## REQUIREMENT
Write out every entry exactly as it stands.

## RECORDS SHOWN
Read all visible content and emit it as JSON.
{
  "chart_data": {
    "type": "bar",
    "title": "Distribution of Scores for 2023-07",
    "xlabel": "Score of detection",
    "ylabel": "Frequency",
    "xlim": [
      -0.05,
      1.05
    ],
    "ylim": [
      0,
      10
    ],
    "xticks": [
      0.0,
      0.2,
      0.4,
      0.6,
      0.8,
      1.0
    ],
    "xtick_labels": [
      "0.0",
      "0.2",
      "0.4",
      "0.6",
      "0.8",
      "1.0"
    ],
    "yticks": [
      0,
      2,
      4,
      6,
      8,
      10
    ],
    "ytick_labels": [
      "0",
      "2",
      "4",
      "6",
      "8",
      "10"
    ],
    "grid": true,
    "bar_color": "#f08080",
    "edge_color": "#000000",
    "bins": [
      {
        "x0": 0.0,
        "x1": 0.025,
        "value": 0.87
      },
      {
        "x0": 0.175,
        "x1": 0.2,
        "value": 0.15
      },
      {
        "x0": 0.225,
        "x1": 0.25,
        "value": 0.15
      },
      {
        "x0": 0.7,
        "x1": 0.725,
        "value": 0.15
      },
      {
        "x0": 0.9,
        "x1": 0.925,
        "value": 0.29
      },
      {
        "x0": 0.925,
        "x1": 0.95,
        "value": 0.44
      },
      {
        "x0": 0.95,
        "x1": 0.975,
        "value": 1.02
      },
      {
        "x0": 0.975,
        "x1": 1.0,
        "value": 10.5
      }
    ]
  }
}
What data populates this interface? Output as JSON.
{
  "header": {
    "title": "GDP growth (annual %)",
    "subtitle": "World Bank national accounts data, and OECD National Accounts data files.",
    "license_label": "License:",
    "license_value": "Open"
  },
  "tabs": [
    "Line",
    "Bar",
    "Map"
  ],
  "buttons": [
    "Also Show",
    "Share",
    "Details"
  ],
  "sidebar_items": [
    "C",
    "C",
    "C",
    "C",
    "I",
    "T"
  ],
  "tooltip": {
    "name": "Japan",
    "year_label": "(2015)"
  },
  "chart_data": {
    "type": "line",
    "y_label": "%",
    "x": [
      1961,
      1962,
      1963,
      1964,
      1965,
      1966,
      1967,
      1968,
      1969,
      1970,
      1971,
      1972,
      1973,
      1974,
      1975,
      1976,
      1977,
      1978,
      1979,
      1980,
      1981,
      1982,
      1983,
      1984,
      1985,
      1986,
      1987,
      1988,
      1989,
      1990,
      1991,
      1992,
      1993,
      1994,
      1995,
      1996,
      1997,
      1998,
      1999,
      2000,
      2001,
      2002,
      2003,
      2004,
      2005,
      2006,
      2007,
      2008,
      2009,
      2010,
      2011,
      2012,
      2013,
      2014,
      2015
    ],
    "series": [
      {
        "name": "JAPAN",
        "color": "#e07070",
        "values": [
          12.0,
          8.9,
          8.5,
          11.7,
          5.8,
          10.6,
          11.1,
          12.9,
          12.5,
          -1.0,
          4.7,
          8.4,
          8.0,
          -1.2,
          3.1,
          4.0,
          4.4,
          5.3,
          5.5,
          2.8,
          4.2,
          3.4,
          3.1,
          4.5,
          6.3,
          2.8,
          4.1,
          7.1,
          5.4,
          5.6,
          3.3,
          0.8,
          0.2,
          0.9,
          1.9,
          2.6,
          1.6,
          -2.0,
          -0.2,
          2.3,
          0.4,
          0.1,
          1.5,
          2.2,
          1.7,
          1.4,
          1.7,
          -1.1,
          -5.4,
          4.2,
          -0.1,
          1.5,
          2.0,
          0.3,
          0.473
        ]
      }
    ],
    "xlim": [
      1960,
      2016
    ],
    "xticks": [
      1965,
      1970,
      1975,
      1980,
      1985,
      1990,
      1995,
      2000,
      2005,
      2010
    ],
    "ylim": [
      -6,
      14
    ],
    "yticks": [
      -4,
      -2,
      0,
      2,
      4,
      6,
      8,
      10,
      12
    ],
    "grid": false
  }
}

## SOLVED PROBLEM
Read all visible content and emit it as JSON.
{
  "chart_data": {
    "type": "bar",
    "title": "Distribution of Scores for 2023-07",
    "xlabel": "Score of detection",
    "ylabel": "Frequency",
    "xlim": [
      -0.05,
      1.05
    ],
    "ylim": [
      0,
      10
    ],
    "xticks": [
      0.0,
      0.2,
      0.4,
      0.6,
      0.8,
      1.0
    ],
    "xtick_labels": [
      "0.0",
      "0.2",
      "0.4",
      "0.6",
      "0.8",
      "1.0"
    ],
    "yticks": [
      0,
      2,
      4,
      6,
      8,
      10
    ],
    "ytick_labels": [
      "0",
      "2",
      "4",
      "6",
      "8",
      "10"
    ],
    "grid": true,
    "bar_color": "#f08080",
    "edge_color": "#000000",
    "bins": [
      {
        "x0": 0.0,
        "x1": 0.025,
        "value": 0.87
      },
      {
        "x0": 0.175,
        "x1": 0.2,
        "value": 0.15
      },
      {
        "x0": 0.225,
        "x1": 0.25,
        "value": 0.15
      },
      {
        "x0": 0.7,
        "x1": 0.725,
        "value": 0.15
      },
      {
        "x0": 0.9,
        "x1": 0.925,
        "value": 0.29
      },
      {
        "x0": 0.925,
        "x1": 0.95,
        "value": 0.44
      },
      {
        "x0": 0.95,
        "x1": 0.975,
        "value": 1.02
      },
      {
        "x0": 0.975,
        "x1": 1.0,
        "value": 10.5
      }
    ]
  }
}
What data populates this interface? Output as JSON.
{
  "header": {
    "title": "GDP growth (annual %)",
    "subtitle": "World Bank national accounts data, and OECD National Accounts data files.",
    "license_label": "License:",
    "license_value": "Open"
  },
  "tabs": [
    "Line",
    "Bar",
    "Map"
  ],
  "buttons": [
    "Also Show",
    "Share",
    "Details"
  ],
  "sidebar_items": [
    "C",
    "C",
    "C",
    "C",
    "I",
    "T"
  ],
  "tooltip": {
    "name": "Japan",
    "year_label": "(2015)"
  },
  "chart_data": {
    "type": "line",
    "y_label": "%",
    "x": [
      1961,
      1962,
      1963,
      1964,
      1965,
      1966,
      1967,
      1968,
      1969,
      1970,
      1971,
      1972,
      1973,
      1974,
      1975,
      1976,
      1977,
      1978,
      1979,
      1980,
      1981,
      1982,
      1983,
      1984,
      1985,
      1986,
      1987,
      1988,
      1989,
      1990,
      1991,
      1992,
      1993,
      1994,
      1995,
      1996,
      1997,
      1998,
      1999,
      2000,
      2001,
      2002,
      2003,
      2004,
      2005,
      2006,
      2007,
      2008,
      2009,
      2010,
      2011,
      2012,
      2013,
      2014,
      2015
    ],
    "series": [
      {
        "name": "JAPAN",
        "color": "#e07070",
        "values": [
          12.0,
          8.9,
          8.5,
          11.7,
          5.8,
          10.6,
          11.1,
          12.9,
          12.5,
          -1.0,
          4.7,
          8.4,
          8.0,
          -1.2,
          3.1,
          4.0,
          4.4,
          5.3,
          5.5,
          2.8,
          4.2,
          3.4,
          3.1,
          4.5,
          6.3,
          2.8,
          4.1,
          7.1,
          5.4,
          5.6,
          3.3,
          0.8,
          0.2,
          0.9,
          1.9,
          2.6,
          1.6,
          -2.0,
          -0.2,
          2.3,
          0.4,
          0.1,
          1.5,
          2.2,
          1.7,
          1.4,
          1.7,
          -1.1,
          -5.4,
          4.2,
          -0.1,
          1.5,
          2.0,
          0.3,
          0.473
        ]
      }
    ],
    "xlim": [
      1960,
      2016
    ],
    "xticks": [
      1965,
      1970,
      1975,
      1980,
      1985,
      1990,
      1995,
      2000,
      2005,
      2010
    ],
    "ylim": [
      -6,
      14
    ],
    "yticks": [
      -4,
      -2,
      0,
      2,
      4,
      6,
      8,
      10,
      12
    ],
    "grid": false
  }
}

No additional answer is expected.